PROBLEM REQUIREMENTS :: Count how many lines contain the word "Overlay". Respond with the number alone.

PROVIDED RECORDS ::

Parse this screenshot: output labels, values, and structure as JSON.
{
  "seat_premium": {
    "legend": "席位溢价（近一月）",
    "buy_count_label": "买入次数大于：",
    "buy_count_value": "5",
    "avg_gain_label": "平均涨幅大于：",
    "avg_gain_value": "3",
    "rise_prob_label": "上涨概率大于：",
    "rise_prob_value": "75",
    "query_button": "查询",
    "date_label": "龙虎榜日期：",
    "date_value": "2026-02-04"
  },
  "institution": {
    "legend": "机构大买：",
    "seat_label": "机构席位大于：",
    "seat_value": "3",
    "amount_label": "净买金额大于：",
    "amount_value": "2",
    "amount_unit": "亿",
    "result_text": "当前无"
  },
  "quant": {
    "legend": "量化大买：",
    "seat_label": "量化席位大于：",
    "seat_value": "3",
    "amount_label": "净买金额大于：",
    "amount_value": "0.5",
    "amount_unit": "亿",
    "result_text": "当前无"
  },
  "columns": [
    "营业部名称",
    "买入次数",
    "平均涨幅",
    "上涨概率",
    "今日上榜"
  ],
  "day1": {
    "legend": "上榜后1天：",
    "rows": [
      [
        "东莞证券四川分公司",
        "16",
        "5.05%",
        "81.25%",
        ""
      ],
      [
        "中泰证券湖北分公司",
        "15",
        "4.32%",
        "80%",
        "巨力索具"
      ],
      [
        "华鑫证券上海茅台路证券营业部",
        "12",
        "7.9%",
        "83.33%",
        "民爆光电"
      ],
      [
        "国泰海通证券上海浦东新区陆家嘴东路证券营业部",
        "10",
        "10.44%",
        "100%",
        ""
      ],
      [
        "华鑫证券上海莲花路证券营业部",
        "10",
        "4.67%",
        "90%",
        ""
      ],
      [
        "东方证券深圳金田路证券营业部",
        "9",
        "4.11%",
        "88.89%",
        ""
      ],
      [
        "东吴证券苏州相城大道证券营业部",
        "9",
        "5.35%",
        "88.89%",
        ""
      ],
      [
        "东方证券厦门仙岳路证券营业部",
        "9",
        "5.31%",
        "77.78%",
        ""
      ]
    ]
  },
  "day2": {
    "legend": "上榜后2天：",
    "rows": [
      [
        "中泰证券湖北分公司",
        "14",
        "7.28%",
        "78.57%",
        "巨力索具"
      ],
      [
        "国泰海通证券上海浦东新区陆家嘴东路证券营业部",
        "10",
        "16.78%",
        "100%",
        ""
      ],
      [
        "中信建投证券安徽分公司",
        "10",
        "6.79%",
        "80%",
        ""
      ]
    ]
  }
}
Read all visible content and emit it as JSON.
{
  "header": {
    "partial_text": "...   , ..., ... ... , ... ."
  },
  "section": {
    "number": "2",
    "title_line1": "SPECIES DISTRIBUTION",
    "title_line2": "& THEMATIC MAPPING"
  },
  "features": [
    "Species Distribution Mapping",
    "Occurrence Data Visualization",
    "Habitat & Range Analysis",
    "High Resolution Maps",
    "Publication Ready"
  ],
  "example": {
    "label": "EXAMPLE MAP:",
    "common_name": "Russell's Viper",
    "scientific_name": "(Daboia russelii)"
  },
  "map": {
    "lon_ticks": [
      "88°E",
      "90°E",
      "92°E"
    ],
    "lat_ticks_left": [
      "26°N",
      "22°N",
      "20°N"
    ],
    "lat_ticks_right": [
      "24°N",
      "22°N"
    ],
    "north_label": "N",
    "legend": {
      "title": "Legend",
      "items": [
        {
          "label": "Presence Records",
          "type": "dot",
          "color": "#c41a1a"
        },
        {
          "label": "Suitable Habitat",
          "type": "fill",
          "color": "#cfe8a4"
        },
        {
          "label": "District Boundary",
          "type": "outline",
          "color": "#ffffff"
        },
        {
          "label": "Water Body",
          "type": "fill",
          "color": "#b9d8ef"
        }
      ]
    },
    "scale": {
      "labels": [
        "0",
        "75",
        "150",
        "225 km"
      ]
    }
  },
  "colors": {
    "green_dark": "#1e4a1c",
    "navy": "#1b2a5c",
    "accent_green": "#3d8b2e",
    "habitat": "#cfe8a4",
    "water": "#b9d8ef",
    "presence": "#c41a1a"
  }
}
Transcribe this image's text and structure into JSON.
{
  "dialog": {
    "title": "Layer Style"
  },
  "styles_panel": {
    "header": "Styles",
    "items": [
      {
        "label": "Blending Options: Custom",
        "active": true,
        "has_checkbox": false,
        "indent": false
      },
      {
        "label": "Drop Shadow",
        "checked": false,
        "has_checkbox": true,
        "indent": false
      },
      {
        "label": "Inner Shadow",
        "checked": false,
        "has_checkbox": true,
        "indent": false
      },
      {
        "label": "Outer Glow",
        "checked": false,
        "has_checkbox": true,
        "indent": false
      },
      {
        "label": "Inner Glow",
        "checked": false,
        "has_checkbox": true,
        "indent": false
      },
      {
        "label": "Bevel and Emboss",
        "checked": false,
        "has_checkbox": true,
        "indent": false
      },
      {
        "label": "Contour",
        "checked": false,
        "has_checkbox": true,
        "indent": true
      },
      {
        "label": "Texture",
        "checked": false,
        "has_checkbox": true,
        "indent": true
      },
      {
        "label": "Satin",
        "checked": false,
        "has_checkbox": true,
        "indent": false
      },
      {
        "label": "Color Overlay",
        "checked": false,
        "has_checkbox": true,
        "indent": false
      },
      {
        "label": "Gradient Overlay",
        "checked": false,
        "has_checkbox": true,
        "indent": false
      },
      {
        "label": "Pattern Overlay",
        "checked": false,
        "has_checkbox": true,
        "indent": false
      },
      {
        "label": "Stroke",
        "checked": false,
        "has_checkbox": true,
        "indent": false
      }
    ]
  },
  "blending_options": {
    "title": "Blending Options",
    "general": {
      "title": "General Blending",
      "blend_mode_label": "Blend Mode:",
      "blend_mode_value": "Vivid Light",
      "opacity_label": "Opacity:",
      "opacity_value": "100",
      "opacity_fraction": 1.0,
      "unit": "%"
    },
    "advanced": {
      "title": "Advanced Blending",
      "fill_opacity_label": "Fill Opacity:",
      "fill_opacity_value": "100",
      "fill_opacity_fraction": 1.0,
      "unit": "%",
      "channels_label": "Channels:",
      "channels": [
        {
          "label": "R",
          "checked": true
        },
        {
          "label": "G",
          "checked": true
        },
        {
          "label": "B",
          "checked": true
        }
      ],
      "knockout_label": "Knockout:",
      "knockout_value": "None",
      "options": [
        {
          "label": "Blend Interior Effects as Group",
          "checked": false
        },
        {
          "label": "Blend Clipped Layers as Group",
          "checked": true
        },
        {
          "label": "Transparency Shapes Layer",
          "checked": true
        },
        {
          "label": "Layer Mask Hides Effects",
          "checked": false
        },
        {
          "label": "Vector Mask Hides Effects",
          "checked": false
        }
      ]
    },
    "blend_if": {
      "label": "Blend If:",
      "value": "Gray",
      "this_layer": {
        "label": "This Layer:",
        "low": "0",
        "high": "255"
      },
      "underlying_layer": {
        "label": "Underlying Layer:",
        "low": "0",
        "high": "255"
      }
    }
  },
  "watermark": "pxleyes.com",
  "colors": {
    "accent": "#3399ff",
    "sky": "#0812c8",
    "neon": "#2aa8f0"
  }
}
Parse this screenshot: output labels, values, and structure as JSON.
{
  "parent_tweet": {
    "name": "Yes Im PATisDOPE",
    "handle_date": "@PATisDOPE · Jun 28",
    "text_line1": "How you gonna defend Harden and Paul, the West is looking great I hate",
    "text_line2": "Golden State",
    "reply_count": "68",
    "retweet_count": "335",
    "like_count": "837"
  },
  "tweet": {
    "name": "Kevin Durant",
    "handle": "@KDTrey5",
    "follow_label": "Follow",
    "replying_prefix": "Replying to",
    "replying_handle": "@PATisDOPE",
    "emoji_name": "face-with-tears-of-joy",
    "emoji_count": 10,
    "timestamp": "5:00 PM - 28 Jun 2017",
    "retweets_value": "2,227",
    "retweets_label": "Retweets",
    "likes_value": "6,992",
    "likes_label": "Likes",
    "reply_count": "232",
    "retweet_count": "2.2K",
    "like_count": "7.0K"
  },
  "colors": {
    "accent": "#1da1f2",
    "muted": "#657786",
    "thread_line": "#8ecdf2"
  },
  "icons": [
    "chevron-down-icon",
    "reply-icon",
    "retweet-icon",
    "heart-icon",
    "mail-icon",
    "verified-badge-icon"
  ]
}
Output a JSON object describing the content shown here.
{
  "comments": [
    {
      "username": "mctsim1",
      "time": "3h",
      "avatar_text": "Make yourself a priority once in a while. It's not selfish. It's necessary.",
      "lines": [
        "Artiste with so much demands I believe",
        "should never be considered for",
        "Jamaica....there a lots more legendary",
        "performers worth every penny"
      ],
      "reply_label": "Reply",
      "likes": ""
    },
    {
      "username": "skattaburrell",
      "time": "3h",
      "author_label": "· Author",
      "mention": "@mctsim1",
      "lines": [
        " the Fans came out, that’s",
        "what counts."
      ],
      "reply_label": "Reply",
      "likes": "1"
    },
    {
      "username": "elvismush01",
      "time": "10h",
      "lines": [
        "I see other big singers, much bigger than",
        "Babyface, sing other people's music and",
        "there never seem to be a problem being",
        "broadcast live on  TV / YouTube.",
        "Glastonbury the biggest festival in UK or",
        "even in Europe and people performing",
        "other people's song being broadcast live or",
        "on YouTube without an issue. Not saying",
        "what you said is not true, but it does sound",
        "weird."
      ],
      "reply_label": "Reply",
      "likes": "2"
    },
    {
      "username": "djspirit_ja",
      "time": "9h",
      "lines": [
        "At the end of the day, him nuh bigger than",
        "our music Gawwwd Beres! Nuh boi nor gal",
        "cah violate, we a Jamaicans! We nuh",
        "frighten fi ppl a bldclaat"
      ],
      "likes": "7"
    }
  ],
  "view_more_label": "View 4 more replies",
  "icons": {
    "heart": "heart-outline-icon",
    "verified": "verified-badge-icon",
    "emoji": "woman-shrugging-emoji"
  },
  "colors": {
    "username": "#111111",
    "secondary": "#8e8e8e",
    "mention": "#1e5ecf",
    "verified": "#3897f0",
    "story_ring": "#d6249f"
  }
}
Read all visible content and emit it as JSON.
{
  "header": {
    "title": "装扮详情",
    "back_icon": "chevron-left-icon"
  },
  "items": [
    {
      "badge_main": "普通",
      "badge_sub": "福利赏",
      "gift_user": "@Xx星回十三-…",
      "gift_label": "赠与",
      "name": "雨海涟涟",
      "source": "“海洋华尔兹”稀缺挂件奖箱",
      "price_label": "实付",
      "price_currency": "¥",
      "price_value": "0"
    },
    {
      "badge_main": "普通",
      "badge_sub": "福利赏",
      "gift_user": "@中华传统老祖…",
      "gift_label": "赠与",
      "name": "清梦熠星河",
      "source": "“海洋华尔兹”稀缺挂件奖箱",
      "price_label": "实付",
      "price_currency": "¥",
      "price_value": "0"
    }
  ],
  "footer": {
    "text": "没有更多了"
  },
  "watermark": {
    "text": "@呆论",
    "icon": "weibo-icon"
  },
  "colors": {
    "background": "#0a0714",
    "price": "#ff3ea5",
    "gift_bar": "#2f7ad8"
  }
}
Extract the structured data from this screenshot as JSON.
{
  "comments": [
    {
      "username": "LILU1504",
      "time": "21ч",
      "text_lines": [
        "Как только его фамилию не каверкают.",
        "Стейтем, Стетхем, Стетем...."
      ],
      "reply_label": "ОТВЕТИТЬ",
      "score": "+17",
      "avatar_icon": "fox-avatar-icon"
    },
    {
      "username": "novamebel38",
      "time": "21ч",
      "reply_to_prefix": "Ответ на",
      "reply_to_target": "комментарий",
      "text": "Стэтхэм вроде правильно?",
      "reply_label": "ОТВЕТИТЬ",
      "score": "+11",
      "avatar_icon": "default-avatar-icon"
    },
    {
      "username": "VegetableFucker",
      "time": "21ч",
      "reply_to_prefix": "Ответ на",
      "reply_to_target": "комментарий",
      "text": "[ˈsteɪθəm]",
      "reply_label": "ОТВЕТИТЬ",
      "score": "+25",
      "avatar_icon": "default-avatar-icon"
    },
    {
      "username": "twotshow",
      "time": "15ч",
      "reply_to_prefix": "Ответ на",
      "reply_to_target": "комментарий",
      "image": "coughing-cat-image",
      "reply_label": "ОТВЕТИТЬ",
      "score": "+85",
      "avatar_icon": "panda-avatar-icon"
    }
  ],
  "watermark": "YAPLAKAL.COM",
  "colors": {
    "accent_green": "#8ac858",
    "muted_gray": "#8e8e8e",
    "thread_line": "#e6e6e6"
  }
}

FINISHED ANSWER :: 3